Each line below should be quoted exactly, please.

Records shown:
=======

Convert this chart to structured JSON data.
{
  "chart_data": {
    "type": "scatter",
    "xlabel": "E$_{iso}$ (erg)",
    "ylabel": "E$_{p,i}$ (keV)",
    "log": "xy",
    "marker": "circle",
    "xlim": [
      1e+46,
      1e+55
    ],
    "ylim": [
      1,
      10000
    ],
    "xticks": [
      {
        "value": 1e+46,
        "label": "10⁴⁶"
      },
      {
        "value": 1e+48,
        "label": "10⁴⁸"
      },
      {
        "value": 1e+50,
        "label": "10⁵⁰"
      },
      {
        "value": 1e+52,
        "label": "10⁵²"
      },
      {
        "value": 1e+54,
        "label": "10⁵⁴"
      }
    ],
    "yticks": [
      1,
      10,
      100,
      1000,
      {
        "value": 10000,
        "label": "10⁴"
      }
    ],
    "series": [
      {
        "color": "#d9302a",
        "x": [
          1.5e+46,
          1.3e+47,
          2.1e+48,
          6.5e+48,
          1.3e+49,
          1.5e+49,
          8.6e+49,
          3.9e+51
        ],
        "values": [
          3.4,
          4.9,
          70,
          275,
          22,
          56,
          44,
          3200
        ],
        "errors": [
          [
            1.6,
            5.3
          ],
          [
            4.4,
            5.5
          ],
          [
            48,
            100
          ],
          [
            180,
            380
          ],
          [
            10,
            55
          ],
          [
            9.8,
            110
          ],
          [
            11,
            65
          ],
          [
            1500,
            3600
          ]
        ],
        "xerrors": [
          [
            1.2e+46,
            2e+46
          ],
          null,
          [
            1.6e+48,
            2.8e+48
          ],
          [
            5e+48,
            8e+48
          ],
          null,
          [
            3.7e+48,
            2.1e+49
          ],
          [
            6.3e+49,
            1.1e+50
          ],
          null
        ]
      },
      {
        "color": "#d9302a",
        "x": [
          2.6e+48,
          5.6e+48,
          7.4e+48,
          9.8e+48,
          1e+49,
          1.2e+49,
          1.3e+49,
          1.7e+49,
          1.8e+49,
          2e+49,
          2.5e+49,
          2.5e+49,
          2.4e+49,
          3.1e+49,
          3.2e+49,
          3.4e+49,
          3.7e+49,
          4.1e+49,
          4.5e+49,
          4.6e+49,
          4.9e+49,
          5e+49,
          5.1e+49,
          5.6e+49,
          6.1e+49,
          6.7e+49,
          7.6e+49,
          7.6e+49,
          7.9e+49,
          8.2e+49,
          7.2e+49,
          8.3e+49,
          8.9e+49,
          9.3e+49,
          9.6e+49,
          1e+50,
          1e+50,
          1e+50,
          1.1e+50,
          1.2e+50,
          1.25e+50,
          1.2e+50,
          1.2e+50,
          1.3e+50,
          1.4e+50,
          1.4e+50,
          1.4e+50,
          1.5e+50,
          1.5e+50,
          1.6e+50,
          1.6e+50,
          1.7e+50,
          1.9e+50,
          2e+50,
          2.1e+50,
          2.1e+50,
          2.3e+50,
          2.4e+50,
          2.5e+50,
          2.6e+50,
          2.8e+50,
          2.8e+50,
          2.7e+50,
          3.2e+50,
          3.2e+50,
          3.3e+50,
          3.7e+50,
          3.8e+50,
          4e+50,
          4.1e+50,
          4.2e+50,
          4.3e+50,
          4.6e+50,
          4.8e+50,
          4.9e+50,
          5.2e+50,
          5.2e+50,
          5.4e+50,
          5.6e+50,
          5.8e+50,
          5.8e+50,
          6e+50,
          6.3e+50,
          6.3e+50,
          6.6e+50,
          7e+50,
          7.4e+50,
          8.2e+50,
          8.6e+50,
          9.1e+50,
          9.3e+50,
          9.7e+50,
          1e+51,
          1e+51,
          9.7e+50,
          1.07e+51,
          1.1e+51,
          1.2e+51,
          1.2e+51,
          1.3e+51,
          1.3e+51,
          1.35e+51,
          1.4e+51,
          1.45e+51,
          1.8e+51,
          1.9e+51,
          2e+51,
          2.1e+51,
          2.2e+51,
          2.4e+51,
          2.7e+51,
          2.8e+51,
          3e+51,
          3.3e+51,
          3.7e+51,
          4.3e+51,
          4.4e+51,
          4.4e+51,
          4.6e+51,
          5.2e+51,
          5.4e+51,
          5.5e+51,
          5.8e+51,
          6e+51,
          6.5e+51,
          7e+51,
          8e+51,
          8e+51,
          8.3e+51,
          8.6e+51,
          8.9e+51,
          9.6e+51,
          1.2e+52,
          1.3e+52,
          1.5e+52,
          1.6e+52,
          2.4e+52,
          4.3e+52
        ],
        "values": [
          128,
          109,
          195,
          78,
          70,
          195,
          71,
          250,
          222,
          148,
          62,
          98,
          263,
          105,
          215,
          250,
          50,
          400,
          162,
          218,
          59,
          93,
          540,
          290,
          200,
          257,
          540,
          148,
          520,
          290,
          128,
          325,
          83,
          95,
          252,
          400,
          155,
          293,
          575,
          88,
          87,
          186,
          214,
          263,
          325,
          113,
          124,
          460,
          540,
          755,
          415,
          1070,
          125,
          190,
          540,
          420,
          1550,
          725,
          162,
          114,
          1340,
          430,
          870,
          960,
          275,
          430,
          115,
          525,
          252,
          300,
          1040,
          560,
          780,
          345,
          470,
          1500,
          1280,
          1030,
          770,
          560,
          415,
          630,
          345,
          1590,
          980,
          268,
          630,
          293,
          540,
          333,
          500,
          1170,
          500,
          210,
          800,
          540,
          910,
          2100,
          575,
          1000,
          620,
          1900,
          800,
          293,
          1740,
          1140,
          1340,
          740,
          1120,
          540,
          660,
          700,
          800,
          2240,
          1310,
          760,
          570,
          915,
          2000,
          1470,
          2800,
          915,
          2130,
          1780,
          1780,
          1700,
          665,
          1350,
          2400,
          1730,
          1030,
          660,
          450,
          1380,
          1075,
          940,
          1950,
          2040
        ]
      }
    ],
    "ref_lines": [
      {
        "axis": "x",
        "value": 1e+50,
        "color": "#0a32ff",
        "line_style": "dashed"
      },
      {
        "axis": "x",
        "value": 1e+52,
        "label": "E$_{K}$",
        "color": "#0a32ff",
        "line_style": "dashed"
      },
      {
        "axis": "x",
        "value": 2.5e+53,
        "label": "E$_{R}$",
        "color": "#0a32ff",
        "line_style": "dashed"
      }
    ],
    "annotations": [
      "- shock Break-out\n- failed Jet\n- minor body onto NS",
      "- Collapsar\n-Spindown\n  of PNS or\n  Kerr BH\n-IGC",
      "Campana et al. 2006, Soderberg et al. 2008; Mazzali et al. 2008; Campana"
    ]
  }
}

=======

Exercise output:
Convert this chart to structured JSON data.
{
  "chart_data": {
    "type": "scatter",
    "xlabel": "E$_{iso}$ (erg)",
    "ylabel": "E$_{p,i}$ (keV)",
    "log": "xy",
    "marker": "circle",
    "xlim": [
      1e+46,
      1e+55
    ],
    "ylim": [
      1,
      10000
    ],
    "xticks": [
      {
        "value": 1e+46,
        "label": "10⁴⁶"
      },
      {
        "value": 1e+48,
        "label": "10⁴⁸"
      },
      {
        "value": 1e+50,
        "label": "10⁵⁰"
      },
      {
        "value": 1e+52,
        "label": "10⁵²"
      },
      {
        "value": 1e+54,
        "label": "10⁵⁴"
      }
    ],
    "yticks": [
      1,
      10,
      100,
      1000,
      {
        "value": 10000,
        "label": "10⁴"
      }
    ],
    "series": [
      {
        "color": "#d9302a",
        "x": [
          1.5e+46,
          1.3e+47,
          2.1e+48,
          6.5e+48,
          1.3e+49,
          1.5e+49,
          8.6e+49,
          3.9e+51
        ],
        "values": [
          3.4,
          4.9,
          70,
          275,
          22,
          56,
          44,
          3200
        ],
        "errors": [
          [
            1.6,
            5.3
          ],
          [
            4.4,
            5.5
          ],
          [
            48,
            100
          ],
          [
            180,
            380
          ],
          [
            10,
            55
          ],
          [
            9.8,
            110
          ],
          [
            11,
            65
          ],
          [
            1500,
            3600
          ]
        ],
        "xerrors": [
          [
            1.2e+46,
            2e+46
          ],
          null,
          [
            1.6e+48,
            2.8e+48
          ],
          [
            5e+48,
            8e+48
          ],
          null,
          [
            3.7e+48,
            2.1e+49
          ],
          [
            6.3e+49,
            1.1e+50
          ],
          null
        ]
      },
      {
        "color": "#d9302a",
        "x": [
          2.6e+48,
          5.6e+48,
          7.4e+48,
          9.8e+48,
          1e+49,
          1.2e+49,
          1.3e+49,
          1.7e+49,
          1.8e+49,
          2e+49,
          2.5e+49,
          2.5e+49,
          2.4e+49,
          3.1e+49,
          3.2e+49,
          3.4e+49,
          3.7e+49,
          4.1e+49,
          4.5e+49,
          4.6e+49,
          4.9e+49,
          5e+49,
          5.1e+49,
          5.6e+49,
          6.1e+49,
          6.7e+49,
          7.6e+49,
          7.6e+49,
          7.9e+49,
          8.2e+49,
          7.2e+49,
          8.3e+49,
          8.9e+49,
          9.3e+49,
          9.6e+49,
          1e+50,
          1e+50,
          1e+50,
          1.1e+50,
          1.2e+50,
          1.25e+50,
          1.2e+50,
          1.2e+50,
          1.3e+50,
          1.4e+50,
          1.4e+50,
          1.4e+50,
          1.5e+50,
          1.5e+50,
          1.6e+50,
          1.6e+50,
          1.7e+50,
          1.9e+50,
          2e+50,
          2.1e+50,
          2.1e+50,
          2.3e+50,
          2.4e+50,
          2.5e+50,
          2.6e+50,
          2.8e+50,
          2.8e+50,
          2.7e+50,
          3.2e+50,
          3.2e+50,
          3.3e+50,
          3.7e+50,
          3.8e+50,
          4e+50,
          4.1e+50,
          4.2e+50,
          4.3e+50,
          4.6e+50,
          4.8e+50,
          4.9e+50,
          5.2e+50,
          5.2e+50,
          5.4e+50,
          5.6e+50,
          5.8e+50,
          5.8e+50,
          6e+50,
          6.3e+50,
          6.3e+50,
          6.6e+50,
          7e+50,
          7.4e+50,
          8.2e+50,
          8.6e+50,
          9.1e+50,
          9.3e+50,
          9.7e+50,
          1e+51,
          1e+51,
          9.7e+50,
          1.07e+51,
          1.1e+51,
          1.2e+51,
          1.2e+51,
          1.3e+51,
          1.3e+51,
          1.35e+51,
          1.4e+51,
          1.45e+51,
          1.8e+51,
          1.9e+51,
          2e+51,
          2.1e+51,
          2.2e+51,
          2.4e+51,
          2.7e+51,
          2.8e+51,
          3e+51,
          3.3e+51,
          3.7e+51,
          4.3e+51,
          4.4e+51,
          4.4e+51,
          4.6e+51,
          5.2e+51,
          5.4e+51,
          5.5e+51,
          5.8e+51,
          6e+51,
          6.5e+51,
          7e+51,
          8e+51,
          8e+51,
          8.3e+51,
          8.6e+51,
          8.9e+51,
          9.6e+51,
          1.2e+52,
          1.3e+52,
          1.5e+52,
          1.6e+52,
          2.4e+52,
          4.3e+52
        ],
        "values": [
          128,
          109,
          195,
          78,
          70,
          195,
          71,
          250,
          222,
          148,
          62,
          98,
          263,
          105,
          215,
          250,
          50,
          400,
          162,
          218,
          59,
          93,
          540,
          290,
          200,
          257,
          540,
          148,
          520,
          290,
          128,
          325,
          83,
          95,
          252,
          400,
          155,
          293,
          575,
          88,
          87,
          186,
          214,
          263,
          325,
          113,
          124,
          460,
          540,
          755,
          415,
          1070,
          125,
          190,
          540,
          420,
          1550,
          725,
          162,
          114,
          1340,
          430,
          870,
          960,
          275,
          430,
          115,
          525,
          252,
          300,
          1040,
          560,
          780,
          345,
          470,
          1500,
          1280,
          1030,
          770,
          560,
          415,
          630,
          345,
          1590,
          980,
          268,
          630,
          293,
          540,
          333,
          500,
          1170,
          500,
          210,
          800,
          540,
          910,
          2100,
          575,
          1000,
          620,
          1900,
          800,
          293,
          1740,
          1140,
          1340,
          740,
          1120,
          540,
          660,
          700,
          800,
          2240,
          1310,
          760,
          570,
          915,
          2000,
          1470,
          2800,
          915,
          2130,
          1780,
          1780,
          1700,
          665,
          1350,
          2400,
          1730,
          1030,
          660,
          450,
          1380,
          1075,
          940,
          1950,
          2040
        ]
      }
    ],
    "ref_lines": [
      {
        "axis": "x",
        "value": 1e+50,
        "color": "#0a32ff",
        "line_style": "dashed"
      },
      {
        "axis": "x",
        "value": 1e+52,
        "label": "E$_{K}$",
        "color": "#0a32ff",
        "line_style": "dashed"
      },
      {
        "axis": "x",
        "value": 2.5e+53,
        "label": "E$_{R}$",
        "color": "#0a32ff",
        "line_style": "dashed"
      }
    ],
    "annotations": [
      "- shock Break-out\n- failed Jet\n- minor body onto NS",
      "- Collapsar\n-Spindown\n  of PNS or\n  Kerr BH\n-IGC",
      "Campana et al. 2006, Soderberg et al. 2008; Mazzali et al. 2008; Campana"
    ]
  }
}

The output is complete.